> **Passage to read**:

%%

The US Commerce Department had announced preliminary anti-dumping duties on PV panels from China the previous week, ranging from 31 per cent to as much as 250 per cent for some manufacturers. Together with the relatively modest countervailing duties of 2.9–4.7 per cent determined in March, they stand to make some Chinese modules 27 per cent more expensive in the US market than those from comparable international manufacturers, according to Bloomberg New Energy Finance analysts.
The two countries will enter into consultations at the WTO for the next 60 days – by which time Chinese solar manufacturers may well find themselves facing a new trade challenge in Europe. The head of SolarWorld, the originator of the US case and Germany’s largest solar panel producer, said the company planned to file a similar anti-dumping complaint in Europe by mid-year.
Amid this turbulence, there were attempts to shore up renewables policy in Europe and further expansion plans in the emerging economies last week.
The UK published a draft Energy Bill with the goal of laying foundations for long-term stability by reforming renewables support and the electricity market. However, it contained few decisions on the new feed-in tariff – which will replace green certificates for larger clean energy projects – or the capacity market. These omissions concerned some industry players.
“Continued uncertainty risks delaying the development of the UK market,” a senior official at Vestas Wind Systems warned. Volker Becker, CEO of RWE npower, said “We feel less clear about the shape of the Electricity Market Reform package now than we did six to 12 months ago.”
However the UK did announce a framework for predictable feed-in tariff cuts for small-scale solar last week, ending months of uncertainty. The new degression mechanism will reduce support depending on the capacity installed in previous periods.

%%

> **Exercise instructions**:
a. Answer these questions using the news passage on solar trade and renewables policy:
(i) What range of preliminary anti-dumping duties did the US Commerce Department announce on PV panels from China?
(ii) For how many days will the two countries hold consultations at the WTO?
(iii) What will the new UK feed-in tariff replace for larger clean energy projects?
b. Reproduce word for word the part of the news passage on solar trade and renewables policy that starts at "The UK published" and ends at "some industry players.".
c. Extend the news passage on solar trade and renewables policy, picking up right after its final sentence.
The entries after this point aren't needed for anything.

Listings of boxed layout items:
%%

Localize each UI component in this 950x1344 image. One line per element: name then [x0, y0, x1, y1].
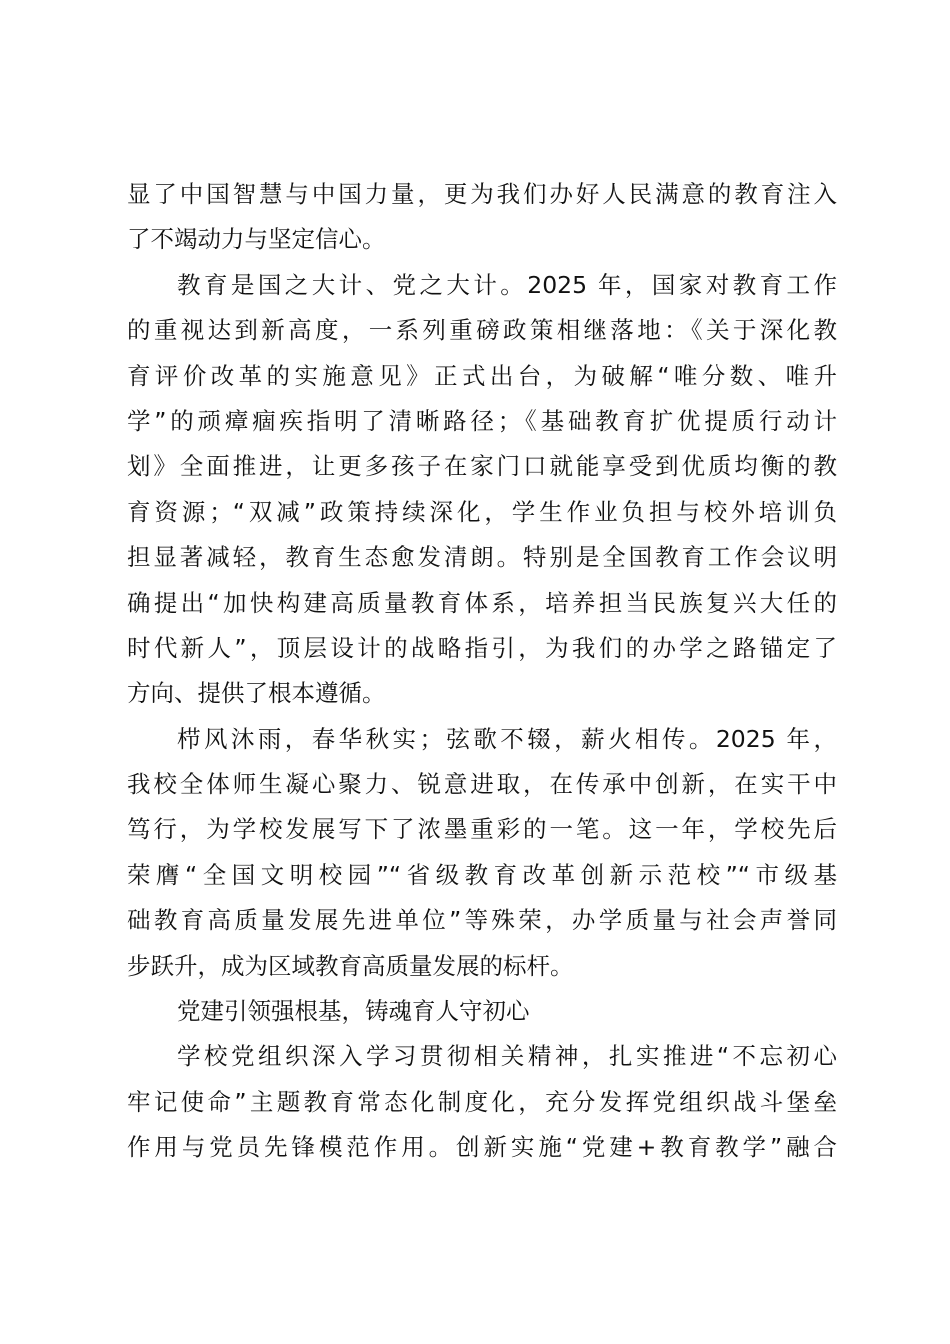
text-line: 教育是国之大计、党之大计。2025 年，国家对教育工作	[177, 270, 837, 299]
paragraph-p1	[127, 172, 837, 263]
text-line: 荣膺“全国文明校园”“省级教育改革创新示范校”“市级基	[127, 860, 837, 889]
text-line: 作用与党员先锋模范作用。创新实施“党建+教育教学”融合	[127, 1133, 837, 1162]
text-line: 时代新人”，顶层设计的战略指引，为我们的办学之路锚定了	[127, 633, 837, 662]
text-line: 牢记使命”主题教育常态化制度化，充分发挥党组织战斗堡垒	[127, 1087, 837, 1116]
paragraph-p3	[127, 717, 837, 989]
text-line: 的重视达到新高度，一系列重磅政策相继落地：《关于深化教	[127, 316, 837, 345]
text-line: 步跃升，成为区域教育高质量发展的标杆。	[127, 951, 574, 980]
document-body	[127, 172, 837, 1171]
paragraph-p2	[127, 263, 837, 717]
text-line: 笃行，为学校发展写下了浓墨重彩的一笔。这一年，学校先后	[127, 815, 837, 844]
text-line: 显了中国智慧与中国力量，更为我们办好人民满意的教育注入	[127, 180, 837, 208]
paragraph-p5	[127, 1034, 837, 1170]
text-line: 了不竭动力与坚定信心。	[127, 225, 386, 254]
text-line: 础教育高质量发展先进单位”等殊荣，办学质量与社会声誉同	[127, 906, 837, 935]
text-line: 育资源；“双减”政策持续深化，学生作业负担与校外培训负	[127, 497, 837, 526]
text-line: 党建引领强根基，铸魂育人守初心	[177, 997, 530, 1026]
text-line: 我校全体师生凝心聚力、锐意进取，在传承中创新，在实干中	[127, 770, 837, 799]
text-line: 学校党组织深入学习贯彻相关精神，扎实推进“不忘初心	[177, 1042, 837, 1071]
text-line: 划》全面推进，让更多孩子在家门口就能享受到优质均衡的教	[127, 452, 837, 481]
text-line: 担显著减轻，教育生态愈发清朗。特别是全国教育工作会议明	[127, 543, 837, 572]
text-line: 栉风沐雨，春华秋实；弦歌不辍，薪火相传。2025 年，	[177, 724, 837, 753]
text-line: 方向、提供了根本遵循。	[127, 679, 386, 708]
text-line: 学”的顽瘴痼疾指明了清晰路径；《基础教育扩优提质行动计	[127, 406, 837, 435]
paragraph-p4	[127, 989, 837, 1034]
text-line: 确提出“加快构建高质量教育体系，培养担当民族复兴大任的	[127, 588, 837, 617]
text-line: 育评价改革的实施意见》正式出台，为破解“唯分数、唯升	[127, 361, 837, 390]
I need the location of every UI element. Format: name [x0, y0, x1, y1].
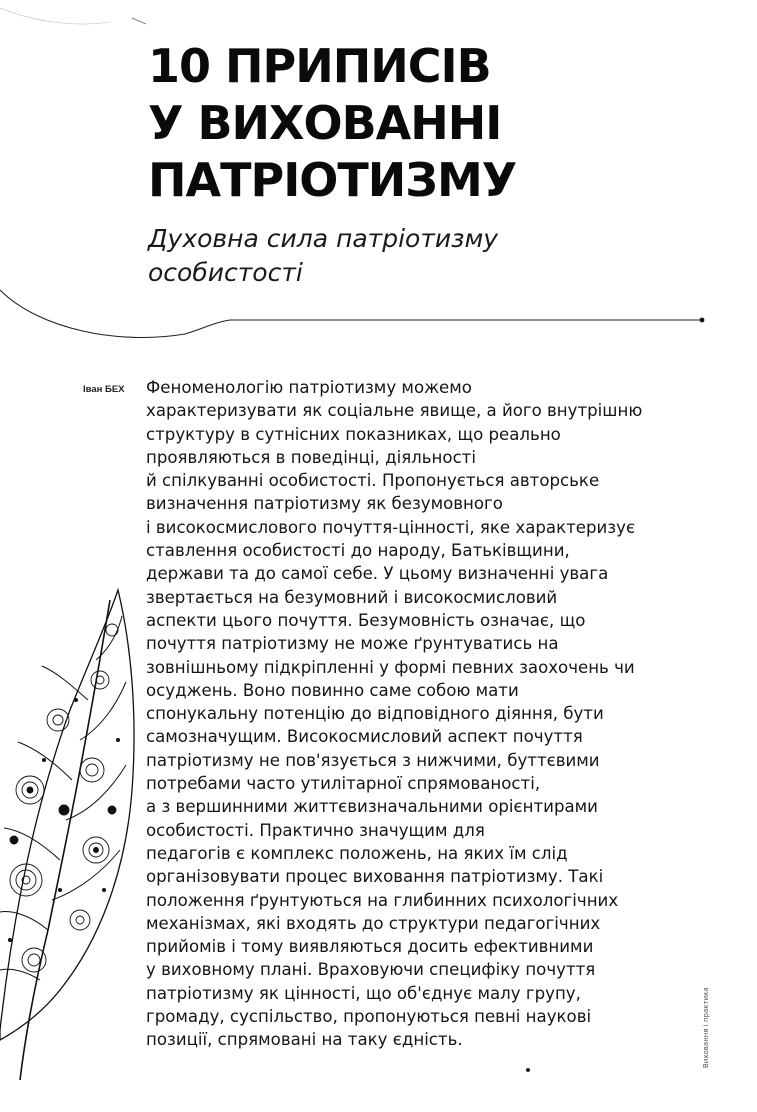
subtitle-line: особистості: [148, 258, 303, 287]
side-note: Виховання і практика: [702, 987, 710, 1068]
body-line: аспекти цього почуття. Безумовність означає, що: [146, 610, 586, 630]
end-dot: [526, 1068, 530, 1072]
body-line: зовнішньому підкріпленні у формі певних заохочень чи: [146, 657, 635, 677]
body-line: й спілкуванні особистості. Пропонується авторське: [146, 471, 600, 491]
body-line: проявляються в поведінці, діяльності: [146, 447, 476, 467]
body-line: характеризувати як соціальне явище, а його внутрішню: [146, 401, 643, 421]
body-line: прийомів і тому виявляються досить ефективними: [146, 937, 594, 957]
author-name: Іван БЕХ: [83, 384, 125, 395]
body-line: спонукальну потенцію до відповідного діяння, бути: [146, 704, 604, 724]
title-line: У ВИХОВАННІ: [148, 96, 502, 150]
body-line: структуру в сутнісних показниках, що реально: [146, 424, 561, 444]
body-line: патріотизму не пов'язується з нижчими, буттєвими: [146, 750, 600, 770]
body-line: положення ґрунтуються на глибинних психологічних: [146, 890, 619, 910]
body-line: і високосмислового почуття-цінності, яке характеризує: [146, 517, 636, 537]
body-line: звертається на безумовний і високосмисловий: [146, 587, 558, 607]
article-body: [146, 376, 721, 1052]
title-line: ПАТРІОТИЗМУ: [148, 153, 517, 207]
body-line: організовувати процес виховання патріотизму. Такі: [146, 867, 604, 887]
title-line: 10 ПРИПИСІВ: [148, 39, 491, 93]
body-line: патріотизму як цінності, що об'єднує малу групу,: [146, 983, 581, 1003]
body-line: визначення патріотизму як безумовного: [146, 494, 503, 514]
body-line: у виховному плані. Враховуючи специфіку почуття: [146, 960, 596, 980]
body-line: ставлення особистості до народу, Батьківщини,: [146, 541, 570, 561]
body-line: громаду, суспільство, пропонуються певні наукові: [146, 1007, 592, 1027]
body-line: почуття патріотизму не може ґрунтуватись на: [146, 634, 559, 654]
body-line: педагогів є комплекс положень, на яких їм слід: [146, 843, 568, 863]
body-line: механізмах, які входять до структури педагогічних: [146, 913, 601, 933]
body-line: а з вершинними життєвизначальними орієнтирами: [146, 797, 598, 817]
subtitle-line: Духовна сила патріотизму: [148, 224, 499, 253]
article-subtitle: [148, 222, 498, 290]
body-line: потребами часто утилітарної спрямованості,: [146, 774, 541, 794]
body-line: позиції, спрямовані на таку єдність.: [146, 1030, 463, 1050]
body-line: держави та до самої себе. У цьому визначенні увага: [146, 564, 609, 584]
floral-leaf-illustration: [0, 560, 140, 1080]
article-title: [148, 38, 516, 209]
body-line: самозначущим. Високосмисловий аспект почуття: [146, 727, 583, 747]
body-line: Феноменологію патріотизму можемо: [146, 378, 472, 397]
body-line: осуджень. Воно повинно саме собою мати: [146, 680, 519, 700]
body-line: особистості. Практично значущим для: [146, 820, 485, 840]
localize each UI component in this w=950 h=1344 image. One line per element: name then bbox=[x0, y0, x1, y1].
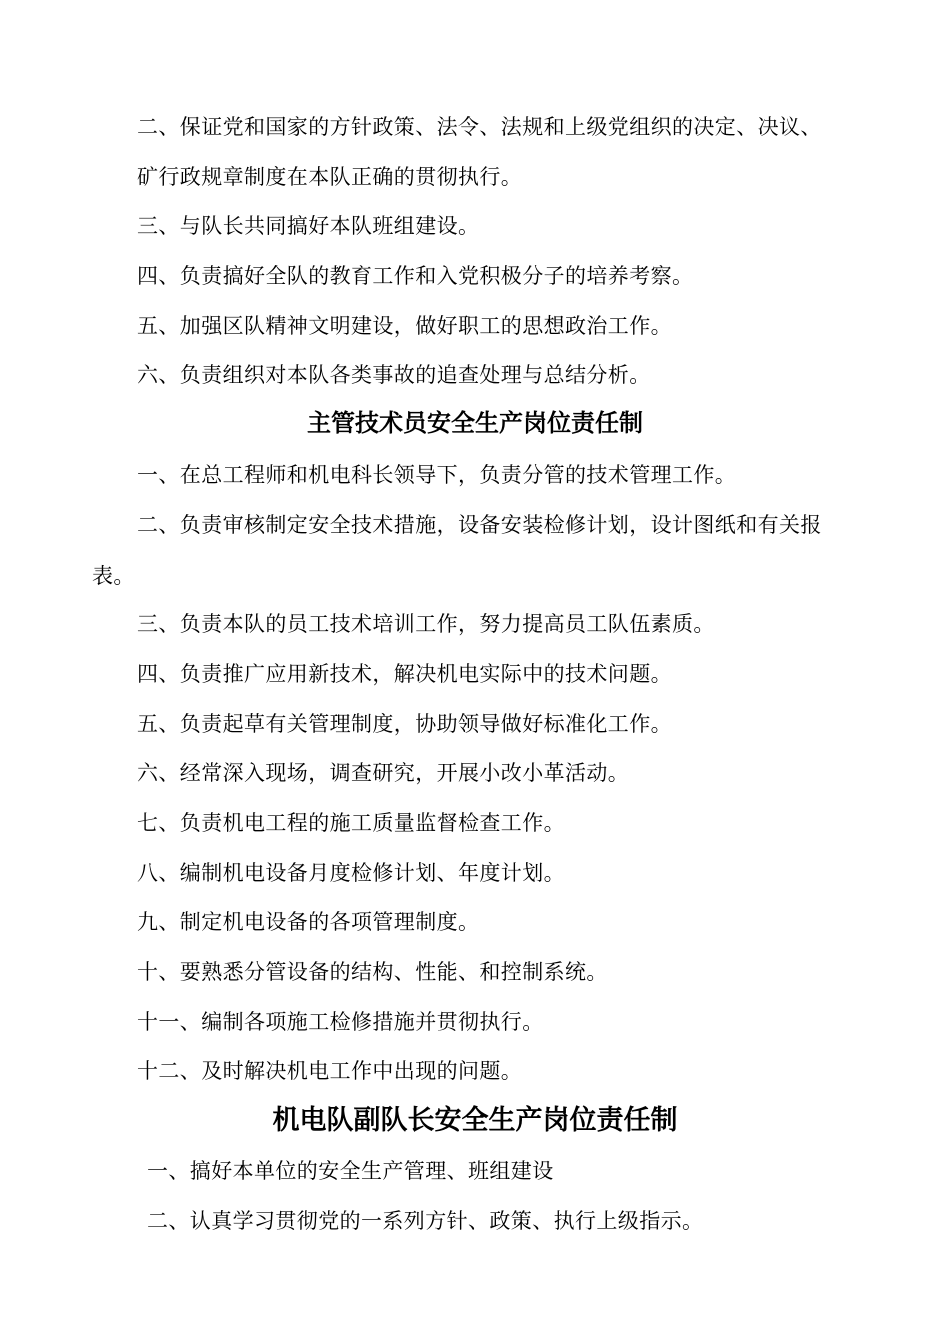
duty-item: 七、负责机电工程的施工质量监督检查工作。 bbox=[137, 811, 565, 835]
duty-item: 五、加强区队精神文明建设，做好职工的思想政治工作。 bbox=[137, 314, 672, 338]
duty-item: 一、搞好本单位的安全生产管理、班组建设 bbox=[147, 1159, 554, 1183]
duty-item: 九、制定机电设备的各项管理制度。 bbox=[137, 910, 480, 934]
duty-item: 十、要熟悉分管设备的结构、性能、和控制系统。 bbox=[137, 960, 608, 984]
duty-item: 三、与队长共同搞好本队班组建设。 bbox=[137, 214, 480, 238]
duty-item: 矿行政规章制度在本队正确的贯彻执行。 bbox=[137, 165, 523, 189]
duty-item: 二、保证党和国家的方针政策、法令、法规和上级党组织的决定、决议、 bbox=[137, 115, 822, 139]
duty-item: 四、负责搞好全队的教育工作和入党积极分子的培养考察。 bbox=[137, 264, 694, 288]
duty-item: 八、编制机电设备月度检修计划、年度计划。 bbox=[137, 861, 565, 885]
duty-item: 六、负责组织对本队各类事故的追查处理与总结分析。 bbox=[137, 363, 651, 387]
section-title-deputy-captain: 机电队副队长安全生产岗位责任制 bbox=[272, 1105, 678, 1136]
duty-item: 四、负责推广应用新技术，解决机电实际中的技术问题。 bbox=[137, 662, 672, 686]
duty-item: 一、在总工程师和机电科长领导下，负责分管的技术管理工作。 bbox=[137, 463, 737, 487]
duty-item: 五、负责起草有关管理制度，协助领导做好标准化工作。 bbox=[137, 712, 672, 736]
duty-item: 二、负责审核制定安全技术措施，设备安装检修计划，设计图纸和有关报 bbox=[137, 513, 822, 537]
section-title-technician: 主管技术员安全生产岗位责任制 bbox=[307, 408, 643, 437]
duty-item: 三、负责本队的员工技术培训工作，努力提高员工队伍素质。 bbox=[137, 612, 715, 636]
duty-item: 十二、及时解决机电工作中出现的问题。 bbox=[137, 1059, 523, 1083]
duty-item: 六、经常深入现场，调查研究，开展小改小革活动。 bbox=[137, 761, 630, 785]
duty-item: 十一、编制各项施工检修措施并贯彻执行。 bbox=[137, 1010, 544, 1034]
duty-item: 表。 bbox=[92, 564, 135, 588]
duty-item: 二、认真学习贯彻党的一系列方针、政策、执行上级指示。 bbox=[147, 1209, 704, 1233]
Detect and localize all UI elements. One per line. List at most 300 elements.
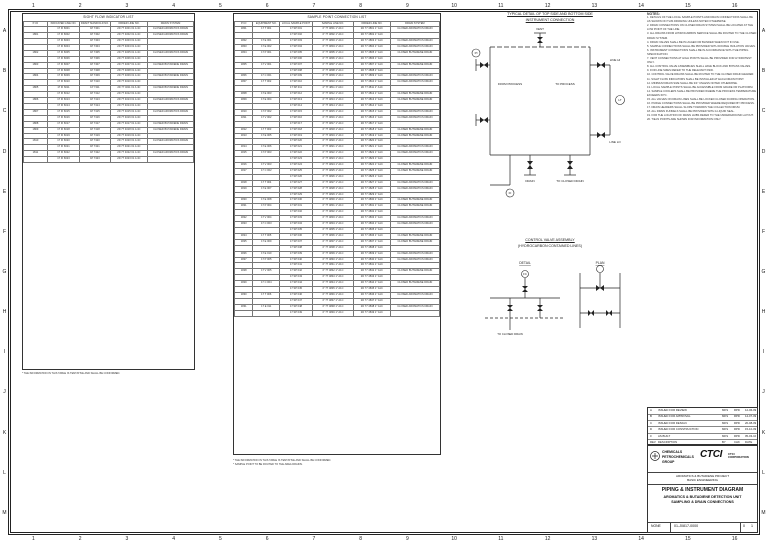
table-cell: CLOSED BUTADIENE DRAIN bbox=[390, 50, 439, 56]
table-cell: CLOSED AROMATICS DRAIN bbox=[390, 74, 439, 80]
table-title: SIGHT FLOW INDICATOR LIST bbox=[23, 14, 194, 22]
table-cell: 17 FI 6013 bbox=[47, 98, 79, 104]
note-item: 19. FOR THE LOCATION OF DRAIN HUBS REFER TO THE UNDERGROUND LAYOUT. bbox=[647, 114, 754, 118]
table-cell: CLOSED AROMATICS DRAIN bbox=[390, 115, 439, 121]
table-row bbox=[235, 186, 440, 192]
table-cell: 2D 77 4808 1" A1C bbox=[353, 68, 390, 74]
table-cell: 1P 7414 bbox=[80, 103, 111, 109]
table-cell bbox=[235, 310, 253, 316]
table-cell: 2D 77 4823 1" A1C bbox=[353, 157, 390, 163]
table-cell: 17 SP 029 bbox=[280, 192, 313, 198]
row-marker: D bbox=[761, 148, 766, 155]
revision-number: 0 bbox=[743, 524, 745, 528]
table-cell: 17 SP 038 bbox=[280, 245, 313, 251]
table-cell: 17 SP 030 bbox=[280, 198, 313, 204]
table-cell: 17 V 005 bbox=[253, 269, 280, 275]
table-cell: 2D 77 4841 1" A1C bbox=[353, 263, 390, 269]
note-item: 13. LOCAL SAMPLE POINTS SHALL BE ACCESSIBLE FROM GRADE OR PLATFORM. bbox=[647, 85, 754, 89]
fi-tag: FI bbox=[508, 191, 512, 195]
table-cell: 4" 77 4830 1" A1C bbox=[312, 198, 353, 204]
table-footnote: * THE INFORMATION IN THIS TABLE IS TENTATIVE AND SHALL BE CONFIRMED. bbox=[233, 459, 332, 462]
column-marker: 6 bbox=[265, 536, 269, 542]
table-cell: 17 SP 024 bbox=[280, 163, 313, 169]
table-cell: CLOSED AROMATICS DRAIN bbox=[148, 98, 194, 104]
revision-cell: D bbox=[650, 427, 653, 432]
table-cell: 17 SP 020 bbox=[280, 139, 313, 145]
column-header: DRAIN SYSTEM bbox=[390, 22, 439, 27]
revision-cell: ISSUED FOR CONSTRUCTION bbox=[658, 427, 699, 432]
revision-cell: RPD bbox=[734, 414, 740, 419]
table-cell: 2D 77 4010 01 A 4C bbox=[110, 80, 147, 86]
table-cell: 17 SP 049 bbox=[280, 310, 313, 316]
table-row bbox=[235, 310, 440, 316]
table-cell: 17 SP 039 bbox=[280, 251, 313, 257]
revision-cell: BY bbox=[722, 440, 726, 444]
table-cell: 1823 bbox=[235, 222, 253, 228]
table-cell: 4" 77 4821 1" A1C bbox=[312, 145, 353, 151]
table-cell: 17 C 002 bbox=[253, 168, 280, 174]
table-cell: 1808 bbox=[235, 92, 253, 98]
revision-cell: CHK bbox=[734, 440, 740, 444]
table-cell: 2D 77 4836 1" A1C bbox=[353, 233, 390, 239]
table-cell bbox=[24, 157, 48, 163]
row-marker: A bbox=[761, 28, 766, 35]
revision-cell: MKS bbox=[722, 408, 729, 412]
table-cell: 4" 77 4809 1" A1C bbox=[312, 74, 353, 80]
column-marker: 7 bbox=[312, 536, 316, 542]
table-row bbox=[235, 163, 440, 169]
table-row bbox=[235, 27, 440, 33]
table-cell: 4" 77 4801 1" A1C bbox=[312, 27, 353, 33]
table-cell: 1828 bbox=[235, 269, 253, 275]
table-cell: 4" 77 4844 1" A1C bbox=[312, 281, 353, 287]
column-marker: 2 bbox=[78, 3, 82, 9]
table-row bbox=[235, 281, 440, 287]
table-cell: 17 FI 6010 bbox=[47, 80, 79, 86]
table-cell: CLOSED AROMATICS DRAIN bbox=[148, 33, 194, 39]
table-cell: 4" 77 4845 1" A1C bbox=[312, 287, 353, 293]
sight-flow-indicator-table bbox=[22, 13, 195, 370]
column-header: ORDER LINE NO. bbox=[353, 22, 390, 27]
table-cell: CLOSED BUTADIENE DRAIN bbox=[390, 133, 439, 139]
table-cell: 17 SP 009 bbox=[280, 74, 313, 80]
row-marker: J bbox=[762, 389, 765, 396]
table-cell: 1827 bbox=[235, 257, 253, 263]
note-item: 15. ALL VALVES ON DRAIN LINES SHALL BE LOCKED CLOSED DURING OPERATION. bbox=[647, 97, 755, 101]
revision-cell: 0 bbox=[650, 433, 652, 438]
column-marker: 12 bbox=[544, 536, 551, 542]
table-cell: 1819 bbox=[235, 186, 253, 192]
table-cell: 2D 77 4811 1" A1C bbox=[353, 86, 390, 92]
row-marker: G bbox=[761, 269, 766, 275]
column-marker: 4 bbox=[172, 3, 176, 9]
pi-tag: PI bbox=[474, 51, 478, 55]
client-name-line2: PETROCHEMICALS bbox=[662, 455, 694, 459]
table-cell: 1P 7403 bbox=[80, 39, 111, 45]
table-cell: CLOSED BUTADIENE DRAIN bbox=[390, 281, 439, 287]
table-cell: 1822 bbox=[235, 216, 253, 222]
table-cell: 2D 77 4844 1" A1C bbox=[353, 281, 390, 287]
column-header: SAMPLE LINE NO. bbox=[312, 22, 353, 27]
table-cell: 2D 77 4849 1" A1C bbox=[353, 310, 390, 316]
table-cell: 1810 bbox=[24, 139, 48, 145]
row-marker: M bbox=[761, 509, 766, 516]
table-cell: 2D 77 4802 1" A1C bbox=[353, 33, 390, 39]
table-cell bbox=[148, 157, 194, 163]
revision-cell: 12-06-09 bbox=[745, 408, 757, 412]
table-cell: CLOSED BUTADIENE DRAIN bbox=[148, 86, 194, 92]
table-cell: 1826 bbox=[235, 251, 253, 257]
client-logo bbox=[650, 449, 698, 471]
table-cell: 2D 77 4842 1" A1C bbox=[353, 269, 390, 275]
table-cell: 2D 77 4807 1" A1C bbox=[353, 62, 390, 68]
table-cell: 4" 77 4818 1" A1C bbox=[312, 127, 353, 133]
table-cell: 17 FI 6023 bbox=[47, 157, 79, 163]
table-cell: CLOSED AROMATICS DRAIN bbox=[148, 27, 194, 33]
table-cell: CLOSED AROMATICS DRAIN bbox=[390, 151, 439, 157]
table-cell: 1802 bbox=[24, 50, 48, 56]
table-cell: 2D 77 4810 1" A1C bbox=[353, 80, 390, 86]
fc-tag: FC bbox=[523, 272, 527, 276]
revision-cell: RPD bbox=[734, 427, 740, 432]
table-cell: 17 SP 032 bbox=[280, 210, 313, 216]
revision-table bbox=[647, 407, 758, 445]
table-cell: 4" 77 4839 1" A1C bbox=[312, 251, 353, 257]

%%

> **Answers to the exercise**:
a.
(i) From 31 per cent to as much as 250 per cent for some manufacturers.
(ii) 60 days.
(iii) Green certificates.

b.
The UK published a draft Energy Bill with the goal of laying foundations for long-term stability by reforming renewables support and the electricity market. However, it contained few decisions on the new feed-in tariff – which will replace green certificates for larger clean energy projects – or the capacity market. These omissions concerned some industry players.

c.
Some developers are choosing to ploughing ahead with solar projects, on the basis of the Renewable Obligation Certificate scheme for large-scale renewables. UK project developer Hive Energy said it is planning 200MW of solar projects in the UK in 2012, starting with a GBP 40m (USD 63m) plant near Hacheston, a partnership with Delhi-based Moser Baer India.
German Chancellor Angela Merkel said she aims to get an agreement on solar subsidy cuts by the summer recess and announced that Germany is also drafting laws for a capacity market as it transitions away from nuclear power to 80% renewable electricity in 2050. With concerns that the energy ‘turnaround’ has been too slow, Merkel gathered state governors last week, agreeing biannual meetings to monitor the transition.
There was more straightforward progress in emerging economies. South Africa approved 19 wind, solar and hydropower projects in a second bidding round, bringing the cost of its programme to boost renewables to USD 8.8bn. Some 1,043MW of capacity was awarded in the second round, falling short of the 1,225MW available as only 51 of the 79 projects that entered met the qualification criteria. The winning bids were considerably lower in price than the average from the first round for both PV and wind, some 40% and 27% less on average respectively.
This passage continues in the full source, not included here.